▶ **Stated task**:
Present every line of these records as a numbered list, omitting any blank lines.

Element placement data
----------

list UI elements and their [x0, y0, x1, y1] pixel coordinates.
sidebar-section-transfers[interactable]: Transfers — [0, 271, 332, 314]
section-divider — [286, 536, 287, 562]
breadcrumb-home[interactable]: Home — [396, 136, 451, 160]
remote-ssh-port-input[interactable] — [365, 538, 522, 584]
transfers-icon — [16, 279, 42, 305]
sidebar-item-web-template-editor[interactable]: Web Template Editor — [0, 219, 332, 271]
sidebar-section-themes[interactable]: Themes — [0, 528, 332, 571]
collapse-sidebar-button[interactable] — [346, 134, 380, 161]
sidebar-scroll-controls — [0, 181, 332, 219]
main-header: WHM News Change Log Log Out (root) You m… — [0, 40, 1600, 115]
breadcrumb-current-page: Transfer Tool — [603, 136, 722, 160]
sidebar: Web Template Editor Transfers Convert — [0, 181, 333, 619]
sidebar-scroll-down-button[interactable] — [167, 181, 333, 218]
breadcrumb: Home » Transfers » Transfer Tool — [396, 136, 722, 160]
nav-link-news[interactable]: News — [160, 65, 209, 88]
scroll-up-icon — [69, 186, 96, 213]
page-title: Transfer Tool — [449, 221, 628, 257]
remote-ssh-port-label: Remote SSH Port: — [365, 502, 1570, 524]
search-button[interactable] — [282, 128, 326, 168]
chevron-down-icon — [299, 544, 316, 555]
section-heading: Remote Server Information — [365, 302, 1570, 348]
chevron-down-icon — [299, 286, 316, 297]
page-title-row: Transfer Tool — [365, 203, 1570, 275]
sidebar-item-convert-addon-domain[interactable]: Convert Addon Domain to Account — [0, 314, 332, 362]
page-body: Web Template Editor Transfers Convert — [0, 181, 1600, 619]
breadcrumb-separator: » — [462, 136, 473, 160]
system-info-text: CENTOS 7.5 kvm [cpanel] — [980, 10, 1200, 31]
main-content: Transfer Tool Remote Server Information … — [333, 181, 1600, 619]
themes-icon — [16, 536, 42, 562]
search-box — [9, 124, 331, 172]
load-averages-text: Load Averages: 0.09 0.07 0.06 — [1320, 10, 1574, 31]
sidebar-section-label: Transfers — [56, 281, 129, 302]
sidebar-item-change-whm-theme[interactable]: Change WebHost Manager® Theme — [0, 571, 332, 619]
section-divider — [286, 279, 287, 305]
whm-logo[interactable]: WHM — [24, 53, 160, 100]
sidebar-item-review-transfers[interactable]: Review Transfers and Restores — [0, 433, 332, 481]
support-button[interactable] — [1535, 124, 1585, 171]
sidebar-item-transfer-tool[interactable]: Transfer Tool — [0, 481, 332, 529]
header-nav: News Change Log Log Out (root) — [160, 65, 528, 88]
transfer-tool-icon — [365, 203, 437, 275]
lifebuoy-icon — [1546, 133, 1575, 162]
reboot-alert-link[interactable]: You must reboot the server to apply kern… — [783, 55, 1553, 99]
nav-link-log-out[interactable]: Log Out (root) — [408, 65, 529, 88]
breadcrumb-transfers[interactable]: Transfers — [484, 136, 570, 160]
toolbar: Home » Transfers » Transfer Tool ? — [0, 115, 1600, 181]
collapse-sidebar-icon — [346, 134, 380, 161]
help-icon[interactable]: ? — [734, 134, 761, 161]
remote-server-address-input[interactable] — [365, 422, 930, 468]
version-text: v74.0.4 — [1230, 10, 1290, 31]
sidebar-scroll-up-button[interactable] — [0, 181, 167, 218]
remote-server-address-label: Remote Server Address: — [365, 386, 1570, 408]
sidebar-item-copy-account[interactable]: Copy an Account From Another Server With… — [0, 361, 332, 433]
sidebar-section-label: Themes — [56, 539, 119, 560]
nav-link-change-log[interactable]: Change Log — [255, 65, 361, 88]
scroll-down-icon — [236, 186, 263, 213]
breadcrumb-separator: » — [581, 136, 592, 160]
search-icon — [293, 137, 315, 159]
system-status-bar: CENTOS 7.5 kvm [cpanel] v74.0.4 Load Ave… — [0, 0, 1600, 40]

----------

▶ **Final answer**:
1. list UI elements and their [x0, y0, x1, y1] pixel coordinates.
2. sidebar-section-transfers[interactable]: Transfers — [0, 271, 332, 314]
3. section-divider — [286, 536, 287, 562]
4. breadcrumb-home[interactable]: Home — [396, 136, 451, 160]
5. remote-ssh-port-input[interactable] — [365, 538, 522, 584]
6. transfers-icon — [16, 279, 42, 305]
7. sidebar-item-web-template-editor[interactable]: Web Template Editor — [0, 219, 332, 271]
8. sidebar-section-themes[interactable]: Themes — [0, 528, 332, 571]
9. collapse-sidebar-button[interactable] — [346, 134, 380, 161]
10. sidebar-scroll-controls — [0, 181, 332, 219]
11. main-header: WHM News Change Log Log Out (root) You m… — [0, 40, 1600, 115]
12. breadcrumb-current-page: Transfer Tool — [603, 136, 722, 160]
13. sidebar: Web Template Editor Transfers Convert — [0, 181, 333, 619]
14. sidebar-scroll-down-button[interactable] — [167, 181, 333, 218]
15. breadcrumb: Home » Transfers » Transfer Tool — [396, 136, 722, 160]
16. nav-link-news[interactable]: News — [160, 65, 209, 88]
17. scroll-up-icon — [69, 186, 96, 213]
18. page-title: Transfer Tool — [449, 221, 628, 257]
19. remote-ssh-port-label: Remote SSH Port: — [365, 502, 1570, 524]
20. search-button[interactable] — [282, 128, 326, 168]
21. chevron-down-icon — [299, 544, 316, 555]
22. section-heading: Remote Server Information — [365, 302, 1570, 348]
23. chevron-down-icon — [299, 286, 316, 297]
24. page-title-row: Transfer Tool — [365, 203, 1570, 275]
25. sidebar-item-convert-addon-domain[interactable]: Convert Addon Domain to Account — [0, 314, 332, 362]
26. page-body: Web Template Editor Transfers Convert — [0, 181, 1600, 619]
27. breadcrumb-separator: » — [462, 136, 473, 160]
28. system-info-text: CENTOS 7.5 kvm [cpanel] — [980, 10, 1200, 31]
29. main-content: Transfer Tool Remote Server Information … — [333, 181, 1600, 619]
30. themes-icon — [16, 536, 42, 562]
31. search-box — [9, 124, 331, 172]
32. load-averages-text: Load Averages: 0.09 0.07 0.06 — [1320, 10, 1574, 31]
33. sidebar-section-label: Transfers — [56, 281, 129, 302]
34. sidebar-item-change-whm-theme[interactable]: Change WebHost Manager® Theme — [0, 571, 332, 619]
35. section-divider — [286, 279, 287, 305]
36. whm-logo[interactable]: WHM — [24, 53, 160, 100]
37. sidebar-item-review-transfers[interactable]: Review Transfers and Restores — [0, 433, 332, 481]
38. support-button[interactable] — [1535, 124, 1585, 171]
39. sidebar-item-transfer-tool[interactable]: Transfer Tool — [0, 481, 332, 529]
40. header-nav: News Change Log Log Out (root) — [160, 65, 528, 88]
41. transfer-tool-icon — [365, 203, 437, 275]
42. lifebuoy-icon — [1546, 133, 1575, 162]
43. reboot-alert-link[interactable]: You must reboot the server to apply kern… — [783, 55, 1553, 99]
44. nav-link-log-out[interactable]: Log Out (root) — [408, 65, 529, 88]
45. breadcrumb-transfers[interactable]: Transfers — [484, 136, 570, 160]
46. toolbar: Home » Transfers » Transfer Tool ? — [0, 115, 1600, 181]
47. collapse-sidebar-icon — [346, 134, 380, 161]
48. help-icon[interactable]: ? — [734, 134, 761, 161]
49. remote-server-address-input[interactable] — [365, 422, 930, 468]
50. version-text: v74.0.4 — [1230, 10, 1290, 31]
51. sidebar-scroll-up-button[interactable] — [0, 181, 167, 218]
52. remote-server-address-label: Remote Server Address: — [365, 386, 1570, 408]
53. sidebar-item-copy-account[interactable]: Copy an Account From Another Server With… — [0, 361, 332, 433]
54. sidebar-section-label: Themes — [56, 539, 119, 560]
55. nav-link-change-log[interactable]: Change Log — [255, 65, 361, 88]
56. scroll-down-icon — [236, 186, 263, 213]
57. breadcrumb-separator: » — [581, 136, 592, 160]
58. search-icon — [293, 137, 315, 159]
59. system-status-bar: CENTOS 7.5 kvm [cpanel] v74.0.4 Load Ave… — [0, 0, 1600, 40]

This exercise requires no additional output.